Directions >>
Return only the count of lines in which the word "JSON" appears.
——
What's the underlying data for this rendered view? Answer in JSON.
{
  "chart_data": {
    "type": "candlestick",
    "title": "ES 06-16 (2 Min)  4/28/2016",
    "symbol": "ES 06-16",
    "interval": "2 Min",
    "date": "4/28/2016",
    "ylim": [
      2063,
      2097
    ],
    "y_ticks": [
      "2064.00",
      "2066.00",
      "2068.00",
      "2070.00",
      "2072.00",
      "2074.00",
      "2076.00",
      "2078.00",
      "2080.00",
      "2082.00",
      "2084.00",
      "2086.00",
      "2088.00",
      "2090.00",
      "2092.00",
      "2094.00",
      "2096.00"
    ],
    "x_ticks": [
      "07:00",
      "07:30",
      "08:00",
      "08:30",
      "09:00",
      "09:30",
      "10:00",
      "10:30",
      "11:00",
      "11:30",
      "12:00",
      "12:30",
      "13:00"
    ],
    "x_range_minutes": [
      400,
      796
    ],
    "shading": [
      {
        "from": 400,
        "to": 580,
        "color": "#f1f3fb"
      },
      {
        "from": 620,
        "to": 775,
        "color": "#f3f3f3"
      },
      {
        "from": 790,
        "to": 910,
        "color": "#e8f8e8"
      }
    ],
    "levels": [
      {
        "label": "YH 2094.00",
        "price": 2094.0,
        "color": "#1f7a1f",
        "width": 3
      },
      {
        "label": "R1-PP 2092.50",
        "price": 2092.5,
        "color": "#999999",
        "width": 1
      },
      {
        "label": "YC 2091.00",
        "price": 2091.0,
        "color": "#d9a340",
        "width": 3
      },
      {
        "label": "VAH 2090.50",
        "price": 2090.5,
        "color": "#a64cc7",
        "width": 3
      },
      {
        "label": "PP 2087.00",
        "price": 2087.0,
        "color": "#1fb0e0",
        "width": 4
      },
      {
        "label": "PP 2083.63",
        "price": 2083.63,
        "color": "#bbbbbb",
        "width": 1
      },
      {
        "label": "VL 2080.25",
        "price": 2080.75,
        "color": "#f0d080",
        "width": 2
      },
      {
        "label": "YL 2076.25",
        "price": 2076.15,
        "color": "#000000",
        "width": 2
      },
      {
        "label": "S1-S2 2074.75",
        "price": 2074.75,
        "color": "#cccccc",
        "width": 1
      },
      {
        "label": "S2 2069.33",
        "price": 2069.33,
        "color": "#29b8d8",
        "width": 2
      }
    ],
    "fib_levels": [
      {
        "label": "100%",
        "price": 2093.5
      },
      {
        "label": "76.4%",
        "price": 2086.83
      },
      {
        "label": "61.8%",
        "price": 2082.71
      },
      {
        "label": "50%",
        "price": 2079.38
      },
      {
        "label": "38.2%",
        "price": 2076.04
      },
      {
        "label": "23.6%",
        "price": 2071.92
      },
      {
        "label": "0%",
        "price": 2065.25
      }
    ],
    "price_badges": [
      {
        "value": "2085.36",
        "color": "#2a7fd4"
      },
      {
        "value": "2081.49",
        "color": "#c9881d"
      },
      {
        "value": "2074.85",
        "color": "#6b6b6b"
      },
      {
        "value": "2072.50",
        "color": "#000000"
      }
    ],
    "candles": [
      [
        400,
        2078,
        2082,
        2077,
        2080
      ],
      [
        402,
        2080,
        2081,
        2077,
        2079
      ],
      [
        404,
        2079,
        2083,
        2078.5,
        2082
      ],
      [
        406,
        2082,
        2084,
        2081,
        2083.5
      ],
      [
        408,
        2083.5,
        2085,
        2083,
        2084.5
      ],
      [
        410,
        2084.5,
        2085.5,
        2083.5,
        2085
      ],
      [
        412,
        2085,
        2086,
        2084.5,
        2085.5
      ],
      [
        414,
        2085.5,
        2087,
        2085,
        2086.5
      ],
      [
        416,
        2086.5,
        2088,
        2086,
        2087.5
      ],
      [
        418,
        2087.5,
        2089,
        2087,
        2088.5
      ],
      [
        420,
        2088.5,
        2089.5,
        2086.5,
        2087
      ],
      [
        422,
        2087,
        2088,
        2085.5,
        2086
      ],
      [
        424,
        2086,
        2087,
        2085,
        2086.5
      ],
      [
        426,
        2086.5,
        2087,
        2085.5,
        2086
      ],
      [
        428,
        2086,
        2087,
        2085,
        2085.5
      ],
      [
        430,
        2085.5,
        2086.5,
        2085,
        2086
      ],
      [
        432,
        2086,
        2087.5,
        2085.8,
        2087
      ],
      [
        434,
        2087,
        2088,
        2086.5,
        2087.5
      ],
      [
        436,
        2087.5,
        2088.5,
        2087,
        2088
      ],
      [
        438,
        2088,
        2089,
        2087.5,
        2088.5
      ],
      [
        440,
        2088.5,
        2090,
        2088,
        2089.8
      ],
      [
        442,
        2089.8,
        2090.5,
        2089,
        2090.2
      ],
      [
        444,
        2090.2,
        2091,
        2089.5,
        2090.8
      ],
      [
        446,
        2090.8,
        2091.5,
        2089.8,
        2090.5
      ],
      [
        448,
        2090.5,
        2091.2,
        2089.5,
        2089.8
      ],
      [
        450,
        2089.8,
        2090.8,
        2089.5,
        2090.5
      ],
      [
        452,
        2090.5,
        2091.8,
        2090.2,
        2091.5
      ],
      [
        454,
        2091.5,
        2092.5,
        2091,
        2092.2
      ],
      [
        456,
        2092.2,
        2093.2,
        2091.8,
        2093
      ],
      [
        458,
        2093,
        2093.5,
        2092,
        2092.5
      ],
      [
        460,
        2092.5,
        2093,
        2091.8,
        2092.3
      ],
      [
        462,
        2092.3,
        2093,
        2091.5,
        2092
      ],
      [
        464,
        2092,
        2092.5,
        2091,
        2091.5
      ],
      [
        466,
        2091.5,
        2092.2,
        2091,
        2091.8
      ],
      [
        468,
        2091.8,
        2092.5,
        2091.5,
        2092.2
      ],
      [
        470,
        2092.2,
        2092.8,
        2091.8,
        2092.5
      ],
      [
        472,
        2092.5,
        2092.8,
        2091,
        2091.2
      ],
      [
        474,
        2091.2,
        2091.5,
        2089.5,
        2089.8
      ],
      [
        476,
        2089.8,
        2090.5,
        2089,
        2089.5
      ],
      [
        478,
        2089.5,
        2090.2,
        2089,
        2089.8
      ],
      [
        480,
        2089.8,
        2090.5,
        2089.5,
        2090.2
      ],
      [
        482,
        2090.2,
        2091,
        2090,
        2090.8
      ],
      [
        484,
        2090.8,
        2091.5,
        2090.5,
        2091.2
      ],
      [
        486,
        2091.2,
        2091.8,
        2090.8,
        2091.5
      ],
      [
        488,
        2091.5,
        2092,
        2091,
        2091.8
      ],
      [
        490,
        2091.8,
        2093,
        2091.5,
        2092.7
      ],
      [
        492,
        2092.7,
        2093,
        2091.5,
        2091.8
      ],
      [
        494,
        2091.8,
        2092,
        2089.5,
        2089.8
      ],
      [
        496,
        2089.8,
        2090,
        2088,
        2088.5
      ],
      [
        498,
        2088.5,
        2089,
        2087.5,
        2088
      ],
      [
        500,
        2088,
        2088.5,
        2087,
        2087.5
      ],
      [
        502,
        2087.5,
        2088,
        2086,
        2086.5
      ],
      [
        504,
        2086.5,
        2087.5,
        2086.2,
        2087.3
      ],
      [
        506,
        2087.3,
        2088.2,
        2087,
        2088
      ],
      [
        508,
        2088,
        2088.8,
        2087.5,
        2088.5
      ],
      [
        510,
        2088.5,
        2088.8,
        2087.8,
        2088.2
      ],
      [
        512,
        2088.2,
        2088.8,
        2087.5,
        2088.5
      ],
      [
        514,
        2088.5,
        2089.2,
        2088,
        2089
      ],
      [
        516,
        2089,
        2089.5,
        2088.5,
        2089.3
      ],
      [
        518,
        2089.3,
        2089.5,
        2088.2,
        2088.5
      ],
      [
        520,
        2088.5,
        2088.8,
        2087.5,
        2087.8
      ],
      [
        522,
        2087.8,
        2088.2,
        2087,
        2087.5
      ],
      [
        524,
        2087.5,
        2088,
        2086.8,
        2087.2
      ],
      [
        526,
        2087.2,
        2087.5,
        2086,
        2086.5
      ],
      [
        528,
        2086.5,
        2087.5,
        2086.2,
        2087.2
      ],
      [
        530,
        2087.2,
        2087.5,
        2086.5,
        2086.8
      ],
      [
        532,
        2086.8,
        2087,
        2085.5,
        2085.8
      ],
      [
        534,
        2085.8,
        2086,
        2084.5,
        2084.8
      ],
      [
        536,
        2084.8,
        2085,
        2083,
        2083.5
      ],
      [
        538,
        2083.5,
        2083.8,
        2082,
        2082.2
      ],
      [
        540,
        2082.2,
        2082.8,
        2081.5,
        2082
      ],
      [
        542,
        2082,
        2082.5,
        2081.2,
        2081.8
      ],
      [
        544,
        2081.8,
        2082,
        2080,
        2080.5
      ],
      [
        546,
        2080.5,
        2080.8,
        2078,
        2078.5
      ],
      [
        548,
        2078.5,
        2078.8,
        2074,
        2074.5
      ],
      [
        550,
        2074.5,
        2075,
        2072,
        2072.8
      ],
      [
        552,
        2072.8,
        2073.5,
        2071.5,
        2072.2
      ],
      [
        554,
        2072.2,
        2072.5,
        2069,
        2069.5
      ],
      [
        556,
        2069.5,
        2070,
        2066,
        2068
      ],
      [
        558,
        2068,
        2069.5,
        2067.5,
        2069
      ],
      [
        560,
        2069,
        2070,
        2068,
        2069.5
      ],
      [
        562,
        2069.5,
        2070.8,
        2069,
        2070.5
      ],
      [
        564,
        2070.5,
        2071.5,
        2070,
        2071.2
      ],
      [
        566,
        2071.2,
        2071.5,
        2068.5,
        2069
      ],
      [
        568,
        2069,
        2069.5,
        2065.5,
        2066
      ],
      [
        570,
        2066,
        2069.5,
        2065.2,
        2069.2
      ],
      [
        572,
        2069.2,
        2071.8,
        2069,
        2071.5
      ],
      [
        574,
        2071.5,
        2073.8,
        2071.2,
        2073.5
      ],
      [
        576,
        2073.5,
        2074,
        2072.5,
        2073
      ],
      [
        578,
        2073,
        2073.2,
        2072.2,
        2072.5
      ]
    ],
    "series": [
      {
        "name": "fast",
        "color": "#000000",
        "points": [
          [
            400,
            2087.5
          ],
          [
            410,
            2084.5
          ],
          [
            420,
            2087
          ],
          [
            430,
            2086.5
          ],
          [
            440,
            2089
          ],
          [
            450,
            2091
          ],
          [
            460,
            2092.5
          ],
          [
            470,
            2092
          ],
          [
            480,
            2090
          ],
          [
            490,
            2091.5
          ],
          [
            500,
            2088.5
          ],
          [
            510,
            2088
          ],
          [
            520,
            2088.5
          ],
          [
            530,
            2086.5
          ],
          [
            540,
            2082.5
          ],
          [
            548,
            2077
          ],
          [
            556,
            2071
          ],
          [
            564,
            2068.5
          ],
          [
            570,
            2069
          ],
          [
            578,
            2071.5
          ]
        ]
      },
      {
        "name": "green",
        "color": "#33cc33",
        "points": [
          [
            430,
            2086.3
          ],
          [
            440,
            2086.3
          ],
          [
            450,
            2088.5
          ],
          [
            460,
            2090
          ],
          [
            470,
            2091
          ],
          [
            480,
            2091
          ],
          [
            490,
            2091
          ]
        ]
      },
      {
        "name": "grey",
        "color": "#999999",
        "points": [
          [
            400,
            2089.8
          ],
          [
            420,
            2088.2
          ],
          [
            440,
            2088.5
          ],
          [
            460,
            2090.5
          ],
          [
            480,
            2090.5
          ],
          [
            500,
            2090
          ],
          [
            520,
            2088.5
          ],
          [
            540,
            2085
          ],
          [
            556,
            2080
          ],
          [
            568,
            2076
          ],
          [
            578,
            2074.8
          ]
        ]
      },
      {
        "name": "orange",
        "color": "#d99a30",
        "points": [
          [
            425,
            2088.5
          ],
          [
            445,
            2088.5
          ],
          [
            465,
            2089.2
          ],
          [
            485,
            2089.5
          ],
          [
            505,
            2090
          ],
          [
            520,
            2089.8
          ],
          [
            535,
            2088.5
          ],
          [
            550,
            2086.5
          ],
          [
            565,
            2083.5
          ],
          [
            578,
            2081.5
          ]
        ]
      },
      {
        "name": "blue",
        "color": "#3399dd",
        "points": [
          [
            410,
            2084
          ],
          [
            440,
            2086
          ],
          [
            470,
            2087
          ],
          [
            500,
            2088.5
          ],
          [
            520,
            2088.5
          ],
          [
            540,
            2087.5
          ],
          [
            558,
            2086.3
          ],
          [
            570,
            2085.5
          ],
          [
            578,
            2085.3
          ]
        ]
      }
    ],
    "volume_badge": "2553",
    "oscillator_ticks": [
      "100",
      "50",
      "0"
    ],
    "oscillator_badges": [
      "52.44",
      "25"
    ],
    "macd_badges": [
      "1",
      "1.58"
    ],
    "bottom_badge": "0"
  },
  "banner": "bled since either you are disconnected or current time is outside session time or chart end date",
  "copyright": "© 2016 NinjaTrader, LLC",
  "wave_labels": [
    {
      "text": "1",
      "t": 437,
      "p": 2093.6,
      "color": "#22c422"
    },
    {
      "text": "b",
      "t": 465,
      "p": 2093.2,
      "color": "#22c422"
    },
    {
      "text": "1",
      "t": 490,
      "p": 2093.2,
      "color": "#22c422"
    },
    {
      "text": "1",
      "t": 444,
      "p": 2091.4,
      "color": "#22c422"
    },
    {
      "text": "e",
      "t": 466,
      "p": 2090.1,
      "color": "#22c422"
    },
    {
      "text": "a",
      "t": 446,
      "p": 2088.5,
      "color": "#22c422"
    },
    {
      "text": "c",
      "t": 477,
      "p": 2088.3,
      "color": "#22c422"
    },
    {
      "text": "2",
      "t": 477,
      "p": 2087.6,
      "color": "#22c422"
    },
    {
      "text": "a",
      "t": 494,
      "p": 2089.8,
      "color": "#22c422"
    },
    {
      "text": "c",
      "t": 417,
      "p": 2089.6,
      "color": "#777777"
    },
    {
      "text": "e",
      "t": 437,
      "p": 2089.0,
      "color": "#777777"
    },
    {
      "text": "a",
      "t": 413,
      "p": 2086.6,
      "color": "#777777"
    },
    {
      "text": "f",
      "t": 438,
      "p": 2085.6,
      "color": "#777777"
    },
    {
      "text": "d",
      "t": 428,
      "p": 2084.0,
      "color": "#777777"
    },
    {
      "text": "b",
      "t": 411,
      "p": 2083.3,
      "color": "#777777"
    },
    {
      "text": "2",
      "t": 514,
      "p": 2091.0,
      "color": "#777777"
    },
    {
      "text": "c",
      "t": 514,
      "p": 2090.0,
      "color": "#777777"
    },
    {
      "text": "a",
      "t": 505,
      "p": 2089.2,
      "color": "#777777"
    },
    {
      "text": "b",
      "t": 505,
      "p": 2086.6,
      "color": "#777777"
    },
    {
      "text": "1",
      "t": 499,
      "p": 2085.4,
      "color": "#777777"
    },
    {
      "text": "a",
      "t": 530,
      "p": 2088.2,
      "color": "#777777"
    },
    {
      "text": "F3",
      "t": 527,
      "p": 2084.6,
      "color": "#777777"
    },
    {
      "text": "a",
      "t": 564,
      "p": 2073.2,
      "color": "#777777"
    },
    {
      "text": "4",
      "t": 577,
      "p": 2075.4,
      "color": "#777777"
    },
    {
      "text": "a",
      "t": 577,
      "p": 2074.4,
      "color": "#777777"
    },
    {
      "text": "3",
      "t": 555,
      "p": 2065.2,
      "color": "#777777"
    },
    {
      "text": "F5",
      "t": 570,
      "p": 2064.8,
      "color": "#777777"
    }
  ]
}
——
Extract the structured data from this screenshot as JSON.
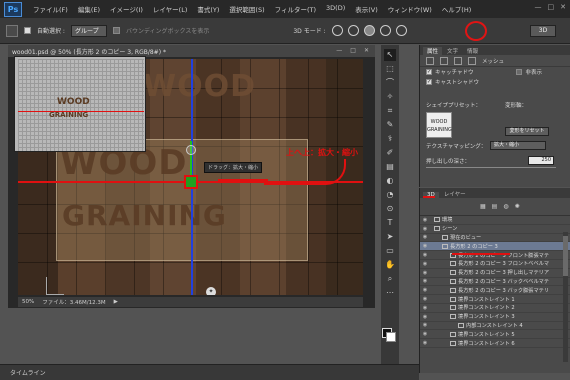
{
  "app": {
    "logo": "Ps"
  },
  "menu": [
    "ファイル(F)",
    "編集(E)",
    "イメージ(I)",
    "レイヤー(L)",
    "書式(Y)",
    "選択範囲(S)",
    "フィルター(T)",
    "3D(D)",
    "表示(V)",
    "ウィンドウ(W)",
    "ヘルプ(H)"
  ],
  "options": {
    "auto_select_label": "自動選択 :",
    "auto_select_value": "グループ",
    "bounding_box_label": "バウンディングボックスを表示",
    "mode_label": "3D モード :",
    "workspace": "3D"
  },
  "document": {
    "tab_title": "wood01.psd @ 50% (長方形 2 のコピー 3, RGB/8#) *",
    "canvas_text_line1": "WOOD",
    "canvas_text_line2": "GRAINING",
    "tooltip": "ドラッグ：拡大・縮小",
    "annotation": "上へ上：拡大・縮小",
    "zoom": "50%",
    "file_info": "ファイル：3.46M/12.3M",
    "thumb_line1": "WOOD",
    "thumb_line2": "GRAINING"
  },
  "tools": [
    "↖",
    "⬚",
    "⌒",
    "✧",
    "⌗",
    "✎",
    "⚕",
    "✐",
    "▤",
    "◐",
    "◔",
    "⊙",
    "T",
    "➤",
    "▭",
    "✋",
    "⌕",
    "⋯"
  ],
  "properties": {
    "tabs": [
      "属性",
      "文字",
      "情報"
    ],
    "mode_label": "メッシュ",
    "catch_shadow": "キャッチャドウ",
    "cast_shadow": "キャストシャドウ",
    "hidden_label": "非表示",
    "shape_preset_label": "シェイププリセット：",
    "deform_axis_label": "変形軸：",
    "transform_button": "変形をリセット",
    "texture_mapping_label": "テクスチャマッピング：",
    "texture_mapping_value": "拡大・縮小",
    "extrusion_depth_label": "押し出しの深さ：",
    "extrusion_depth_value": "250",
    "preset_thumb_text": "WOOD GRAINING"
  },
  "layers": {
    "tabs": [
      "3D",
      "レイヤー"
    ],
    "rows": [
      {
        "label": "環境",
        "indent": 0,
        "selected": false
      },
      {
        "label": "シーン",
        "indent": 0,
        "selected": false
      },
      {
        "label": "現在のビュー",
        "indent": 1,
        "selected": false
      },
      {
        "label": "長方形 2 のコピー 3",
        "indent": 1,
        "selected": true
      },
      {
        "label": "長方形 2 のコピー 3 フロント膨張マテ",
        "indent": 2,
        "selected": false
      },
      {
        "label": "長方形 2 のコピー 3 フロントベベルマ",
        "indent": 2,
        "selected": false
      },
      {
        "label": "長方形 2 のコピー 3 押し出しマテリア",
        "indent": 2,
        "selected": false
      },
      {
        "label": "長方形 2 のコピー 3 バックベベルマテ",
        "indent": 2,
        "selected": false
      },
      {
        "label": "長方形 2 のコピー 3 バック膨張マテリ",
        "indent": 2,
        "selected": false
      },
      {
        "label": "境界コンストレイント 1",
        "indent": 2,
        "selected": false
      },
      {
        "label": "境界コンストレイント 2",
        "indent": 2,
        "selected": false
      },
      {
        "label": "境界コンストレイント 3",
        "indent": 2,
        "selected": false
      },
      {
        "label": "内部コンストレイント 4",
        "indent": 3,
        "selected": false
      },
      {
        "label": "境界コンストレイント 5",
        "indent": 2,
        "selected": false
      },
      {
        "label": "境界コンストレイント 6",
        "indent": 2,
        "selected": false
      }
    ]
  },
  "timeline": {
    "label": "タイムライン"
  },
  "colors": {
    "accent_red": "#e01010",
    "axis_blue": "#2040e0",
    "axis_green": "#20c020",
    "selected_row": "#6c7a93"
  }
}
——
Result for this task >>
2